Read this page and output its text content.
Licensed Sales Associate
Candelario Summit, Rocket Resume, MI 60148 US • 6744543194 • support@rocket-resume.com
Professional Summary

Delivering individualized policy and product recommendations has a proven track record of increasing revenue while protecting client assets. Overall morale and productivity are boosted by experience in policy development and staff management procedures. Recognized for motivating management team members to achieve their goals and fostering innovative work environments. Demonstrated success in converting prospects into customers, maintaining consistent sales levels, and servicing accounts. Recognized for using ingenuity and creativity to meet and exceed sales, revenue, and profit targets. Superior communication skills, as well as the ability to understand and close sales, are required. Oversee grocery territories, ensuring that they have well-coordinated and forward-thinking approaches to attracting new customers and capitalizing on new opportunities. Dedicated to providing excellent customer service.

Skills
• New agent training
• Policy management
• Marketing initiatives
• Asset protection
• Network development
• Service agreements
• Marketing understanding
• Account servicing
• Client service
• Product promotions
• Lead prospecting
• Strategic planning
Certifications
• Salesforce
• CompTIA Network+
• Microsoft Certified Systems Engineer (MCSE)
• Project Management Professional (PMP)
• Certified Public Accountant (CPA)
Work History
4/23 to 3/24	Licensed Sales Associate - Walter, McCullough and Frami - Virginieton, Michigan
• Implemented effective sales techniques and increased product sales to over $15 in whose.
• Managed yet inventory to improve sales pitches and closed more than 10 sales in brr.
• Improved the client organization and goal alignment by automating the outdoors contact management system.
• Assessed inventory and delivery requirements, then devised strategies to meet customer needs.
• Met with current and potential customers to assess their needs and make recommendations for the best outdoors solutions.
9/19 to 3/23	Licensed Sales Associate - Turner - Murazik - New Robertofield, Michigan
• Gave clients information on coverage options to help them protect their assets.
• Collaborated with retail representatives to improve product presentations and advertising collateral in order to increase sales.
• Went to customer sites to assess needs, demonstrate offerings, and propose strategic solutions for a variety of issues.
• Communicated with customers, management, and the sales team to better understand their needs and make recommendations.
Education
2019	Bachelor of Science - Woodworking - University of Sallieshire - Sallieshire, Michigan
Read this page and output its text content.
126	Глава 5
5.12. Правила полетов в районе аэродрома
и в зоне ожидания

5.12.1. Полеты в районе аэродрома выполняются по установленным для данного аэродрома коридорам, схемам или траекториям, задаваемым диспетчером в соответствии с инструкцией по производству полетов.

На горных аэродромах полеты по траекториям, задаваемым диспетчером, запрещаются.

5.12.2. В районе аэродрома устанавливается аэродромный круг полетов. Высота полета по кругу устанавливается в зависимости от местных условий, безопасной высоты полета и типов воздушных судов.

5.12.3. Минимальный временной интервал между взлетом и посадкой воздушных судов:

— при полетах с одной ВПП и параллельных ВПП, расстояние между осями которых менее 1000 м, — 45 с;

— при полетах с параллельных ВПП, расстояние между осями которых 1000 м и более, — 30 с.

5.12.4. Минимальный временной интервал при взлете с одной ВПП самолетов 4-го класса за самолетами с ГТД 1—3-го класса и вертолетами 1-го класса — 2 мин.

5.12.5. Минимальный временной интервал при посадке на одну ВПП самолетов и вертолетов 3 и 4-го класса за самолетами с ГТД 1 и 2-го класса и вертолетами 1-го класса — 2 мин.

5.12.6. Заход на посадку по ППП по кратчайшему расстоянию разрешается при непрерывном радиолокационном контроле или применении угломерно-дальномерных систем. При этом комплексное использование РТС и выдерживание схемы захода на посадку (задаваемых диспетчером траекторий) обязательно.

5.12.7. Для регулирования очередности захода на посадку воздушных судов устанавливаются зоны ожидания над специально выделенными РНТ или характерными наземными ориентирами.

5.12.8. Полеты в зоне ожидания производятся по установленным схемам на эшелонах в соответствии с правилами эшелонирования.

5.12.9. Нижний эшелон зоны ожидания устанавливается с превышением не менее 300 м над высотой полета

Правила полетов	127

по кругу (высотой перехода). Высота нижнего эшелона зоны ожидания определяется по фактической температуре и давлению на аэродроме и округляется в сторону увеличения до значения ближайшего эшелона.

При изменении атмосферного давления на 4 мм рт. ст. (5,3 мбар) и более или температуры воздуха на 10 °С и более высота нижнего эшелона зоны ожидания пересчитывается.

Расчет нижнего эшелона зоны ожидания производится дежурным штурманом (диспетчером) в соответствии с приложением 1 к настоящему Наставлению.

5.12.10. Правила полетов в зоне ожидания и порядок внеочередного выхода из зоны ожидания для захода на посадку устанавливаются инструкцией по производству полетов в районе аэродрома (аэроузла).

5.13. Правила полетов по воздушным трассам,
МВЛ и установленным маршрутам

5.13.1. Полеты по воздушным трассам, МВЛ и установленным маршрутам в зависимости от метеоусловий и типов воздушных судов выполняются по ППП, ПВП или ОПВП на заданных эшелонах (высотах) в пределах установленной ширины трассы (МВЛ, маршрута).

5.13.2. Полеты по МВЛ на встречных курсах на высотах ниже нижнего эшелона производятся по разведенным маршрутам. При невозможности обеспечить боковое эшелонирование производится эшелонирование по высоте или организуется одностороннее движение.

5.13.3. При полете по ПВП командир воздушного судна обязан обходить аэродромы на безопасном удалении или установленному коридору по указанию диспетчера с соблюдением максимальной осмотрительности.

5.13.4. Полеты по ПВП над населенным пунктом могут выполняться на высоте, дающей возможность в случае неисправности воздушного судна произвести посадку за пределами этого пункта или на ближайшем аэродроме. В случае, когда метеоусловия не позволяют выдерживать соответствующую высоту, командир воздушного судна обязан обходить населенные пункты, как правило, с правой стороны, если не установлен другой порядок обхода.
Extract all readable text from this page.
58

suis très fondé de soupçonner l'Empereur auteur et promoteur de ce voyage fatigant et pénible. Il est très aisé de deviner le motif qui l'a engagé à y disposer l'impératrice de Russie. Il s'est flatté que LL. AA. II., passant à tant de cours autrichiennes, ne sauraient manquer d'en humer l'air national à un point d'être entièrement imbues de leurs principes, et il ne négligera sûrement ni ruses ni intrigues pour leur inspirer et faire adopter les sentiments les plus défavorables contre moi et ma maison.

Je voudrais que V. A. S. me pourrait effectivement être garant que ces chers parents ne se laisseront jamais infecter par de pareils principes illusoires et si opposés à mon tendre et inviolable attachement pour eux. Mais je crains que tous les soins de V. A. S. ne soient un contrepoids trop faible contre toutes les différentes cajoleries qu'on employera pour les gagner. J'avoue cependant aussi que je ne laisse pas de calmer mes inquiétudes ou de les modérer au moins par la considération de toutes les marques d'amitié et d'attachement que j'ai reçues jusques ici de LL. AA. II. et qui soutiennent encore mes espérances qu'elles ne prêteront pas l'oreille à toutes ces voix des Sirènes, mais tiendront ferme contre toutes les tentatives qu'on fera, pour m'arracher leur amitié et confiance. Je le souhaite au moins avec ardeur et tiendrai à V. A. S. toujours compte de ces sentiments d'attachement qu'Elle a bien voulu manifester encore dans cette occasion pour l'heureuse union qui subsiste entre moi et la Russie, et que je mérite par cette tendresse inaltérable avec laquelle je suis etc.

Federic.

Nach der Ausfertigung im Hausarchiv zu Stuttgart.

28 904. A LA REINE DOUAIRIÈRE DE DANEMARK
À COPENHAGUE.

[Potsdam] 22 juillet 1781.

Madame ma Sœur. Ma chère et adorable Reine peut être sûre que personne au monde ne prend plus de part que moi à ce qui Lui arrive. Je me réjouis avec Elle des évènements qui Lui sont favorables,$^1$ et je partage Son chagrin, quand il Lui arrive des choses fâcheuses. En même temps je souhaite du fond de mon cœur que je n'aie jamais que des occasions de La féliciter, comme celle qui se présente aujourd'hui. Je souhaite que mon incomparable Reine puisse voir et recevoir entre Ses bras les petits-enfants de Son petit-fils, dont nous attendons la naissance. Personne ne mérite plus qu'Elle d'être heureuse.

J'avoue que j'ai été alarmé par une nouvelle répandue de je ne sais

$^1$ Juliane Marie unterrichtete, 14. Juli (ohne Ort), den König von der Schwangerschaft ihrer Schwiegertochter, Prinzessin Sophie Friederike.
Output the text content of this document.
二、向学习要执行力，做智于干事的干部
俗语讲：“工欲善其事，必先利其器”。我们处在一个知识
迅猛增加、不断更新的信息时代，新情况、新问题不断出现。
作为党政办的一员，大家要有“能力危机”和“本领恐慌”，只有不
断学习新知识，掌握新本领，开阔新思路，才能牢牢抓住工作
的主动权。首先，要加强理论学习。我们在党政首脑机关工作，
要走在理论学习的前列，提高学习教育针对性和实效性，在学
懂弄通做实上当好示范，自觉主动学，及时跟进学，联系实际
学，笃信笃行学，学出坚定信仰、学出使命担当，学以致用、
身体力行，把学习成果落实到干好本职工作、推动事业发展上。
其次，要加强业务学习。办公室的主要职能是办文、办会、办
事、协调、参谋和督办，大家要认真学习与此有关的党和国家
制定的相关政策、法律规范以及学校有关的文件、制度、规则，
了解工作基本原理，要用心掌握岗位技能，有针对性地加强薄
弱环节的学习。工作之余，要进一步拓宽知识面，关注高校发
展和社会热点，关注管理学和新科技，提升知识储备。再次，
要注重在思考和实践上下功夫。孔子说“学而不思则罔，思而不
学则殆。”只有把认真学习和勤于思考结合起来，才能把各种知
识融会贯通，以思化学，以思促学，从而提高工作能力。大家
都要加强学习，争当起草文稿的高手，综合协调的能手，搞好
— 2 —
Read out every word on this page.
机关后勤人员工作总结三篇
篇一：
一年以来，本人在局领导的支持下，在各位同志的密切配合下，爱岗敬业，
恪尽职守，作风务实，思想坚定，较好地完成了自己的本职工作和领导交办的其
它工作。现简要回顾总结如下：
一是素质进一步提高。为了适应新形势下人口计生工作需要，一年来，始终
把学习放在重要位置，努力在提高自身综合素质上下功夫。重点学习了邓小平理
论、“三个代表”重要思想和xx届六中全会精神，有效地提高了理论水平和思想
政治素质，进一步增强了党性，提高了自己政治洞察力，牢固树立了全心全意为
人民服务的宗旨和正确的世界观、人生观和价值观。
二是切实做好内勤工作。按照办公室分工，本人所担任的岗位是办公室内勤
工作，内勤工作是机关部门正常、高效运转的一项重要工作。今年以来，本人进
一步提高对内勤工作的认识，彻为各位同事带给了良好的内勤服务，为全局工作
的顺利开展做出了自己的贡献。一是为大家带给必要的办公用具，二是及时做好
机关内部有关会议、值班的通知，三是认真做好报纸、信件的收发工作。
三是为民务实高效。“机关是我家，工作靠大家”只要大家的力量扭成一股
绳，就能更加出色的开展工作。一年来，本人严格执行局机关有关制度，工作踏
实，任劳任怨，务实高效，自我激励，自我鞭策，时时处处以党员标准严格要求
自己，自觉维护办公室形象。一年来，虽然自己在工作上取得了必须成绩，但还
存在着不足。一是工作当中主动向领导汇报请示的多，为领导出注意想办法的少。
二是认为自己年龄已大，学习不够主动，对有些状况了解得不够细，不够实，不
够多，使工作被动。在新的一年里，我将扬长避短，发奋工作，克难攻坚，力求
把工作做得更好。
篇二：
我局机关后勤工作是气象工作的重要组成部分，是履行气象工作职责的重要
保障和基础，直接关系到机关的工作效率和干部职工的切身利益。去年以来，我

▶ _To do_:
Starting at the line that contains "Output the text content of this document.", output each remaining line of the listing, the last line included, exactly as it appears.

▶ _Answer_:
Output the text content of this document.
二、向学习要执行力，做智于干事的干部
俗语讲：“工欲善其事，必先利其器”。我们处在一个知识
迅猛增加、不断更新的信息时代，新情况、新问题不断出现。
作为党政办的一员，大家要有“能力危机”和“本领恐慌”，只有不
断学习新知识，掌握新本领，开阔新思路，才能牢牢抓住工作
的主动权。首先，要加强理论学习。我们在党政首脑机关工作，
要走在理论学习的前列，提高学习教育针对性和实效性，在学
懂弄通做实上当好示范，自觉主动学，及时跟进学，联系实际
学，笃信笃行学，学出坚定信仰、学出使命担当，学以致用、
身体力行，把学习成果落实到干好本职工作、推动事业发展上。
其次，要加强业务学习。办公室的主要职能是办文、办会、办
事、协调、参谋和督办，大家要认真学习与此有关的党和国家
制定的相关政策、法律规范以及学校有关的文件、制度、规则，
了解工作基本原理，要用心掌握岗位技能，有针对性地加强薄
弱环节的学习。工作之余，要进一步拓宽知识面，关注高校发
展和社会热点，关注管理学和新科技，提升知识储备。再次，
要注重在思考和实践上下功夫。孔子说“学而不思则罔，思而不
学则殆。”只有把认真学习和勤于思考结合起来，才能把各种知
识融会贯通，以思化学，以思促学，从而提高工作能力。大家
都要加强学习，争当起草文稿的高手，综合协调的能手，搞好
— 2 —
Read out every word on this page.
机关后勤人员工作总结三篇
篇一：
一年以来，本人在局领导的支持下，在各位同志的密切配合下，爱岗敬业，
恪尽职守，作风务实，思想坚定，较好地完成了自己的本职工作和领导交办的其
它工作。现简要回顾总结如下：
一是素质进一步提高。为了适应新形势下人口计生工作需要，一年来，始终
把学习放在重要位置，努力在提高自身综合素质上下功夫。重点学习了邓小平理
论、“三个代表”重要思想和xx届六中全会精神，有效地提高了理论水平和思想
政治素质，进一步增强了党性，提高了自己政治洞察力，牢固树立了全心全意为
人民服务的宗旨和正确的世界观、人生观和价值观。
二是切实做好内勤工作。按照办公室分工，本人所担任的岗位是办公室内勤
工作，内勤工作是机关部门正常、高效运转的一项重要工作。今年以来，本人进
一步提高对内勤工作的认识，彻为各位同事带给了良好的内勤服务，为全局工作
的顺利开展做出了自己的贡献。一是为大家带给必要的办公用具，二是及时做好
机关内部有关会议、值班的通知，三是认真做好报纸、信件的收发工作。
三是为民务实高效。“机关是我家，工作靠大家”只要大家的力量扭成一股
绳，就能更加出色的开展工作。一年来，本人严格执行局机关有关制度，工作踏
实，任劳任怨，务实高效，自我激励，自我鞭策，时时处处以党员标准严格要求
自己，自觉维护办公室形象。一年来，虽然自己在工作上取得了必须成绩，但还
存在着不足。一是工作当中主动向领导汇报请示的多，为领导出注意想办法的少。
二是认为自己年龄已大，学习不够主动，对有些状况了解得不够细，不够实，不
够多，使工作被动。在新的一年里，我将扬长避短，发奋工作，克难攻坚，力求
把工作做得更好。
篇二：
我局机关后勤工作是气象工作的重要组成部分，是履行气象工作职责的重要
保障和基础，直接关系到机关的工作效率和干部职工的切身利益。去年以来，我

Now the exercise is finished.